• **GIVEN TASK A**
According to the Stata tutorial on hierarchical data, which two commands act directly on the structure of hierarchical data sets?

• **QUOTED TEXT**
────
Stata for Researchers: Hierarchical Data

This is part seven of the Stata for Researchers series. For a list of topics covered by this series, see the Introduction. If you're new to Stata we highly recommend reading the articles in order.

Hierarchical data are data where observations fall into groups or clusters. The most common examples at the SSCC are individuals living in a household and a subject being observed multiple times, as in the data sets used in the previous section. But there are many other applications: schools within a district, courses taken by a student, or individuals who are part of a subject's social network can all be treated as hierarchical data. Hierarchies can have more than two levels; for example students may be grouped into classrooms which are grouped into schools which are grouped into districts.

This article will introduce you to a way of describing hierarchical data that will make it easier to talk about—and think about—its structure. It was developed by the community of statisticians interested in formal Hierarchical Linear Modeling, but you don't have to be doing HLM for the concepts and terminology to be useful. We'll then introduce two commands that act directly on the structure of hierarchical data sets: reshape and collapse.

Describing Hierarchical Data

Since hierarchical data can describe so many different things, we need to define terms that can apply to all of them. We'll describe the smallest unit in the data as the level one unit. In the examples mentioned above the level one unit would be an individual within the household, a particular time the subject was observed, a school within the district, a course taken by the student, or an individual within the subject's social network. A level two unit is a group of level one units: the household in which the individuals live, the subject which is measured repeatedly, the district which contains the schools, the student who takes the courses or the subject whose social network is being described. If needed, a level three unit is a collection of level two units, and so forth.
────
• **DATA FOR THIS EXERCISE**
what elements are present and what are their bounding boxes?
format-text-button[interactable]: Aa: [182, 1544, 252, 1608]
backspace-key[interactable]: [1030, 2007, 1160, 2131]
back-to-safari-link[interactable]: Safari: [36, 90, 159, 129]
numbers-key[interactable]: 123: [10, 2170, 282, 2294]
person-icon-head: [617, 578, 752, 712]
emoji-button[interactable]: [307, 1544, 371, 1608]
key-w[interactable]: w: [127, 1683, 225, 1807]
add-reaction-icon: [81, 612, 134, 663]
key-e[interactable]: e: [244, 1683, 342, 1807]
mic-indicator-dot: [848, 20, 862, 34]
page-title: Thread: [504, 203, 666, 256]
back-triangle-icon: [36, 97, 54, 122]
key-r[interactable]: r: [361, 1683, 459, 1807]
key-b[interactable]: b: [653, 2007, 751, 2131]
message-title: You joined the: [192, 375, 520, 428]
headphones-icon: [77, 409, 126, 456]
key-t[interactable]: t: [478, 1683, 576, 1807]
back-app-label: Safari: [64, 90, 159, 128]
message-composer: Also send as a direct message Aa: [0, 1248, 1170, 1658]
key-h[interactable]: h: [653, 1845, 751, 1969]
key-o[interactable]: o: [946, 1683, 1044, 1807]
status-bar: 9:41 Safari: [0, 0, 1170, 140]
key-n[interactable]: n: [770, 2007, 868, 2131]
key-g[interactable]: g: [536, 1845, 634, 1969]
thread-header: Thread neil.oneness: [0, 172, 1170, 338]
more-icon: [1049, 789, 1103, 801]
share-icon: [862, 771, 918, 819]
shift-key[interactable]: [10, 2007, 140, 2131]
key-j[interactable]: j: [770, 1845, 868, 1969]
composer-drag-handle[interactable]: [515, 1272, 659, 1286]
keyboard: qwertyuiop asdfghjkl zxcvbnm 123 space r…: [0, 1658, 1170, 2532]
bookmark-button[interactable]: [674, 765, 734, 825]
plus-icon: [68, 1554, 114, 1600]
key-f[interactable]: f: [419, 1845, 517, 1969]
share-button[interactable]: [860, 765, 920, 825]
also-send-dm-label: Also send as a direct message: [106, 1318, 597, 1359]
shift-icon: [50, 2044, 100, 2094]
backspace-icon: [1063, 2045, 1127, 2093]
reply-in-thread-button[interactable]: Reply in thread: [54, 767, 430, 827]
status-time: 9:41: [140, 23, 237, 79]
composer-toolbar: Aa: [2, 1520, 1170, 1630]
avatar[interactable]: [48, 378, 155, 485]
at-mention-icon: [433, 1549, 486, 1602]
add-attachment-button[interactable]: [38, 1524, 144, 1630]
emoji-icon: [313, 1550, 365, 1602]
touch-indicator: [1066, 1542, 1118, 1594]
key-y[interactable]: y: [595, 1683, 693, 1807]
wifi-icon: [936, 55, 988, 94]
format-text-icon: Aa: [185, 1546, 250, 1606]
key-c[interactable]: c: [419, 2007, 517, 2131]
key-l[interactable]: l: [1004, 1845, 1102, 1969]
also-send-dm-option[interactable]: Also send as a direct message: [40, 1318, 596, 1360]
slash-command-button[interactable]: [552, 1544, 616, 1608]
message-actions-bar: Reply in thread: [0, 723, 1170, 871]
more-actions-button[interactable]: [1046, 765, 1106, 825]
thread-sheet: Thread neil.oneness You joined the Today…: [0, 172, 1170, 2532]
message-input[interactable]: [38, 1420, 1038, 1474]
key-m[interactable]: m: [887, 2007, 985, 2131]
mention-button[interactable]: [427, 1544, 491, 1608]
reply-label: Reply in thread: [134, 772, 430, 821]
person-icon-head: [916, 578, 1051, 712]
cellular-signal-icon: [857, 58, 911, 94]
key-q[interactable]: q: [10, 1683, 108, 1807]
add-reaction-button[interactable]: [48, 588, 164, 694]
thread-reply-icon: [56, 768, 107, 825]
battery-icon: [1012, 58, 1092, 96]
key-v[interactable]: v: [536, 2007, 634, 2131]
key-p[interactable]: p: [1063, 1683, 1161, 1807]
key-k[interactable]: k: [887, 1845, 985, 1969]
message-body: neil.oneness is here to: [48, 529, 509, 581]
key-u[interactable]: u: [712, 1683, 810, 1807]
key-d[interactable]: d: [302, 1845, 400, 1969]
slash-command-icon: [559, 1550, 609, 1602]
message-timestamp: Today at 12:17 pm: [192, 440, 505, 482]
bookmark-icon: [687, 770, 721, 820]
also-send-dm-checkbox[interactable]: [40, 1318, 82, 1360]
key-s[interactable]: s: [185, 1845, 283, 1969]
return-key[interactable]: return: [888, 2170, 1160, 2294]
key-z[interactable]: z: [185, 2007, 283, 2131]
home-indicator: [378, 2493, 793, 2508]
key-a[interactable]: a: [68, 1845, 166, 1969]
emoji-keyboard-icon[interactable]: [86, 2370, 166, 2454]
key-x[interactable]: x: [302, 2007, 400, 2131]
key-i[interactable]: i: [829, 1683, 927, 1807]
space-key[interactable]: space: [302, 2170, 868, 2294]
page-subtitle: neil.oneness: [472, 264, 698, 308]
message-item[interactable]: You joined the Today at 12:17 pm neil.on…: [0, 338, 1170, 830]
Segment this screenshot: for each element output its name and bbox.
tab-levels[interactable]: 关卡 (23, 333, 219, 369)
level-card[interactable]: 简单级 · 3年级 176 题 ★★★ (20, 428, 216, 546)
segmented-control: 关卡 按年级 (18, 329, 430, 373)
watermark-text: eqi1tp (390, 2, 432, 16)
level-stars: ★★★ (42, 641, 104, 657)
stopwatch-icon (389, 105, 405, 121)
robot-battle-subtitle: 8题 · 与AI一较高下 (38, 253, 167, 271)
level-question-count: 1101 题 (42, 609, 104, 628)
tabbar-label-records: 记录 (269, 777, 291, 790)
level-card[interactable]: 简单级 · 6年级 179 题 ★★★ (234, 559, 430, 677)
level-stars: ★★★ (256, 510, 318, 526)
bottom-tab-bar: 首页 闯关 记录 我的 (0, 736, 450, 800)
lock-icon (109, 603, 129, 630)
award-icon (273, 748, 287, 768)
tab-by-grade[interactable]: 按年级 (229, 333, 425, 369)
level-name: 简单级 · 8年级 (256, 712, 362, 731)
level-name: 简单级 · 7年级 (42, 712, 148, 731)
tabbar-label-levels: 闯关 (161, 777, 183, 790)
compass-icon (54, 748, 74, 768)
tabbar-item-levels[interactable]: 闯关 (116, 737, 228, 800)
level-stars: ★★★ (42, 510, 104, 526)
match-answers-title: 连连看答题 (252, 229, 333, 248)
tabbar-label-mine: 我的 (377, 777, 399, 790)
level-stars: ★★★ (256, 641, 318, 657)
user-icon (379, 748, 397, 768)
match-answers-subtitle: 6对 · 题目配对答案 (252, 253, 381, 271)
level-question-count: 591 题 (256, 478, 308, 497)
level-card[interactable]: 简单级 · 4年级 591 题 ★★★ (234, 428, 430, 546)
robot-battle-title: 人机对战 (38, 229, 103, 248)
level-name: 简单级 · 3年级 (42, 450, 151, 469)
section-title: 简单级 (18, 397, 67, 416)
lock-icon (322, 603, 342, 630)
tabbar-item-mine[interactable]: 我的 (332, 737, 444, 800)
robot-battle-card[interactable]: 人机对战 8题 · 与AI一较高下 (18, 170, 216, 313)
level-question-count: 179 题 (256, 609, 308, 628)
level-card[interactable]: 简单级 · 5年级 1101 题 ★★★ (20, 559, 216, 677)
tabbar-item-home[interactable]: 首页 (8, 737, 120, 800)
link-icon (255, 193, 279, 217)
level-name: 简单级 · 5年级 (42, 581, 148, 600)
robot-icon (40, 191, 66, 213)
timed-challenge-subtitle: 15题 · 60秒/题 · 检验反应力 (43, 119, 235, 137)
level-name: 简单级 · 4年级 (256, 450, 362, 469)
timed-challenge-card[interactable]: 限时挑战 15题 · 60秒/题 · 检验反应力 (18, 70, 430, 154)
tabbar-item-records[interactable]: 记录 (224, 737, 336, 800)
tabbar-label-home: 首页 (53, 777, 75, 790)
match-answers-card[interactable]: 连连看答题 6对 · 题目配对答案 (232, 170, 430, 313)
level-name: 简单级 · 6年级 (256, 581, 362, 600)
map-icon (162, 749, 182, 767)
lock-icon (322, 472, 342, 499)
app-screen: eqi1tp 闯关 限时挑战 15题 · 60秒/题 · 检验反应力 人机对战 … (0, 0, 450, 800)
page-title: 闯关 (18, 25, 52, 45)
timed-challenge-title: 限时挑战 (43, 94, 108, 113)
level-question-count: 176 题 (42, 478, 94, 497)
────
• **GIVEN TASK B**
Reproduce the records without change from their first line through the line holding "backspace-icon: [1063, 2045, 1127, 2093]", with both of those lines included.

• **OUTPUT A**
Reshape and collapse.

• **OUTPUT B**
what elements are present and what are their bounding boxes?
format-text-button[interactable]: Aa: [182, 1544, 252, 1608]
backspace-key[interactable]: [1030, 2007, 1160, 2131]
back-to-safari-link[interactable]: Safari: [36, 90, 159, 129]
numbers-key[interactable]: 123: [10, 2170, 282, 2294]
person-icon-head: [617, 578, 752, 712]
emoji-button[interactable]: [307, 1544, 371, 1608]
key-w[interactable]: w: [127, 1683, 225, 1807]
add-reaction-icon: [81, 612, 134, 663]
key-e[interactable]: e: [244, 1683, 342, 1807]
mic-indicator-dot: [848, 20, 862, 34]
page-title: Thread: [504, 203, 666, 256]
back-triangle-icon: [36, 97, 54, 122]
key-r[interactable]: r: [361, 1683, 459, 1807]
key-b[interactable]: b: [653, 2007, 751, 2131]
message-title: You joined the: [192, 375, 520, 428]
headphones-icon: [77, 409, 126, 456]
key-t[interactable]: t: [478, 1683, 576, 1807]
back-app-label: Safari: [64, 90, 159, 128]
message-composer: Also send as a direct message Aa: [0, 1248, 1170, 1658]
key-h[interactable]: h: [653, 1845, 751, 1969]
key-o[interactable]: o: [946, 1683, 1044, 1807]
status-bar: 9:41 Safari: [0, 0, 1170, 140]
key-n[interactable]: n: [770, 2007, 868, 2131]
key-g[interactable]: g: [536, 1845, 634, 1969]
thread-header: Thread neil.oneness: [0, 172, 1170, 338]
more-icon: [1049, 789, 1103, 801]
share-icon: [862, 771, 918, 819]
shift-key[interactable]: [10, 2007, 140, 2131]
key-j[interactable]: j: [770, 1845, 868, 1969]
composer-drag-handle[interactable]: [515, 1272, 659, 1286]
keyboard: qwertyuiop asdfghjkl zxcvbnm 123 space r…: [0, 1658, 1170, 2532]
bookmark-button[interactable]: [674, 765, 734, 825]
plus-icon: [68, 1554, 114, 1600]
key-f[interactable]: f: [419, 1845, 517, 1969]
share-button[interactable]: [860, 765, 920, 825]
also-send-dm-label: Also send as a direct message: [106, 1318, 597, 1359]
shift-icon: [50, 2044, 100, 2094]
backspace-icon: [1063, 2045, 1127, 2093]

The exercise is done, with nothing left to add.